:: RECORDS PROVIDED ::

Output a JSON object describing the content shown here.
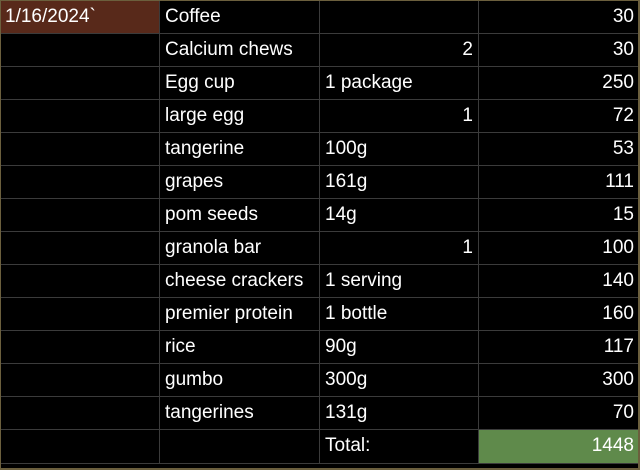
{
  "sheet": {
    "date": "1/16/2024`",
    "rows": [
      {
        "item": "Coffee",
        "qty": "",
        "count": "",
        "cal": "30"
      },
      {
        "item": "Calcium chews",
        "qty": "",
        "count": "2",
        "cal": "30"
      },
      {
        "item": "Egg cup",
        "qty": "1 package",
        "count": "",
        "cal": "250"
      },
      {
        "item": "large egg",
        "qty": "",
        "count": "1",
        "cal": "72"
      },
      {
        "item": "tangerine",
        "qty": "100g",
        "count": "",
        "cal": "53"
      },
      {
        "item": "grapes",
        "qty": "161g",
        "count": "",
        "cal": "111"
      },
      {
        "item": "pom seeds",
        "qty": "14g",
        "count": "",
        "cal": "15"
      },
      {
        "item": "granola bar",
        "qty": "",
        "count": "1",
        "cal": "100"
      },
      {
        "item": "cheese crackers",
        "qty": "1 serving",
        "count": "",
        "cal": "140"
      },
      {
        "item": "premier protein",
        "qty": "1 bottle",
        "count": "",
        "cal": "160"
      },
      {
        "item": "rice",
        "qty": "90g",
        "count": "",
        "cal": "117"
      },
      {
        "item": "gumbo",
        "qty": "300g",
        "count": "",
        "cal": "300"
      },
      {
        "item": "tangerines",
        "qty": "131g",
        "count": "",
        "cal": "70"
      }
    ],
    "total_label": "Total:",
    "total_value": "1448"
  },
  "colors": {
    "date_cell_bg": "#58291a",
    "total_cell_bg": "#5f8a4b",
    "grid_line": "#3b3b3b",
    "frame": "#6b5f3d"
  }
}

:::
:: RECORDS PROVIDED ::

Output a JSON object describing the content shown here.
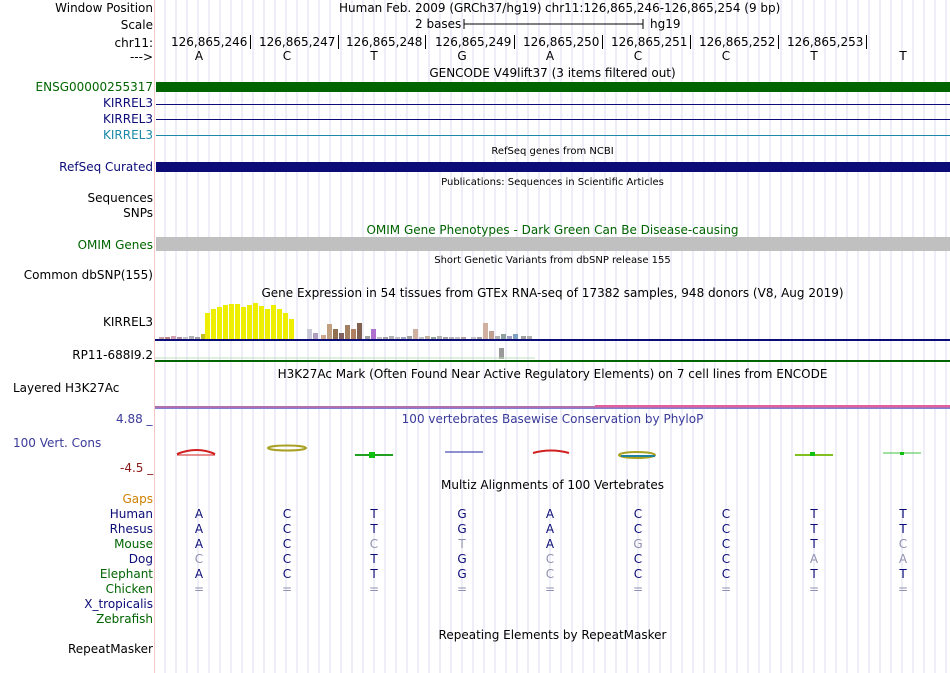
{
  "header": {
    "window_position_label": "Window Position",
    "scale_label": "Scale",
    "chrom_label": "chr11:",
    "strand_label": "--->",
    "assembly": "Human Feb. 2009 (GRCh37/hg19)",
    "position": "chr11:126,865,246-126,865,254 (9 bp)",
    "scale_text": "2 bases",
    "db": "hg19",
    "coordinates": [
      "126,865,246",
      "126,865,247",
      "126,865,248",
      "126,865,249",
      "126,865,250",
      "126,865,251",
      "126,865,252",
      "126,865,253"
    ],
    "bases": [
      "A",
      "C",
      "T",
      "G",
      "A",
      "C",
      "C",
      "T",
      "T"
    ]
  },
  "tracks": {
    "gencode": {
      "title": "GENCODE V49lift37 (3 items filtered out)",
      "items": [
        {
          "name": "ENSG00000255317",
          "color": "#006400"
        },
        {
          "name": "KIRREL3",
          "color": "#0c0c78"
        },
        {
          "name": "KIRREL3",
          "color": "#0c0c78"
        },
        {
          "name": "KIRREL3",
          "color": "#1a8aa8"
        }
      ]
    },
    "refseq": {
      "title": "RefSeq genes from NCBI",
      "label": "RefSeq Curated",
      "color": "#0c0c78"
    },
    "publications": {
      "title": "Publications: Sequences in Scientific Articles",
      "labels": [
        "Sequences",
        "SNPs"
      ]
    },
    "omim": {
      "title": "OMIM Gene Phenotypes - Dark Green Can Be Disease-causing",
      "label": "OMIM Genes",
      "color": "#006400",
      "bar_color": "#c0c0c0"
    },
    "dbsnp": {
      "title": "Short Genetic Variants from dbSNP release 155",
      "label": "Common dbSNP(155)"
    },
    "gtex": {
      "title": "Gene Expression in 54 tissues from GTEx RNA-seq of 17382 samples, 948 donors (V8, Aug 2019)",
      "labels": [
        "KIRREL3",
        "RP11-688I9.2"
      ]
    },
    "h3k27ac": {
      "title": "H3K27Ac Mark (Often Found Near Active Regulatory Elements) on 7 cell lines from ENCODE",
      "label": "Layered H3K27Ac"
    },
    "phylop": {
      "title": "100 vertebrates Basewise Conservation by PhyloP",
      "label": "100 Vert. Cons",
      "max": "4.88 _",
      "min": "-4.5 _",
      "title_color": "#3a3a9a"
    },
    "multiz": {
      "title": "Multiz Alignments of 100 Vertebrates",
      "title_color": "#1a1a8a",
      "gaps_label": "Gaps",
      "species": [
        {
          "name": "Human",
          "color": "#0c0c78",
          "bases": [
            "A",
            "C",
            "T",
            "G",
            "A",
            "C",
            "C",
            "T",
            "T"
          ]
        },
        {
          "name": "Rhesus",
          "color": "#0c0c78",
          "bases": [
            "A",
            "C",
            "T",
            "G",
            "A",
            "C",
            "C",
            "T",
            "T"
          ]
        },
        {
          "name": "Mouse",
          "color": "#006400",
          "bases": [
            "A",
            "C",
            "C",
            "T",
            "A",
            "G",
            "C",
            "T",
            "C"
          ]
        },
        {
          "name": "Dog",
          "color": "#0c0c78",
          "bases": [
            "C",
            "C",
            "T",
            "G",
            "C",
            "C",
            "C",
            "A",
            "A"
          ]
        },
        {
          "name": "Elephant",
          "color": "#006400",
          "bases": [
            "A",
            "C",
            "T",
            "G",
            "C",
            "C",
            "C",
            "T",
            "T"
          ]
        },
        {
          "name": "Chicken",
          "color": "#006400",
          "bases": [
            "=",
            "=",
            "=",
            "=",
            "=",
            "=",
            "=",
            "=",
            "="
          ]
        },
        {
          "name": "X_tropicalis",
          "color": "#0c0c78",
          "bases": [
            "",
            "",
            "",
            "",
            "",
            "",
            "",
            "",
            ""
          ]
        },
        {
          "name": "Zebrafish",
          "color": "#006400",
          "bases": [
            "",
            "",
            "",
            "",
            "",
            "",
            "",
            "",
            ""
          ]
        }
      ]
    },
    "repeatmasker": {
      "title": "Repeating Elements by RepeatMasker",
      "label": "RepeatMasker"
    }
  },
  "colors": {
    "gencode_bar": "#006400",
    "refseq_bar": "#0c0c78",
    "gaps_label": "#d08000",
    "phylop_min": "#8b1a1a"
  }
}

:::

YOUR TASK
All lines in the records with the string "from" should be copied out.

ANSWER BOX
      "title": "RefSeq genes from NCBI",
      "title": "Short Genetic Variants from dbSNP release 155",
      "title": "Gene Expression in 54 tissues from GTEx RNA-seq of 17382 samples, 948 donors (V8, Aug 2019)",
      "title": "H3K27Ac Mark (Often Found Near Active Regulatory Elements) on 7 cell lines from ENCODE",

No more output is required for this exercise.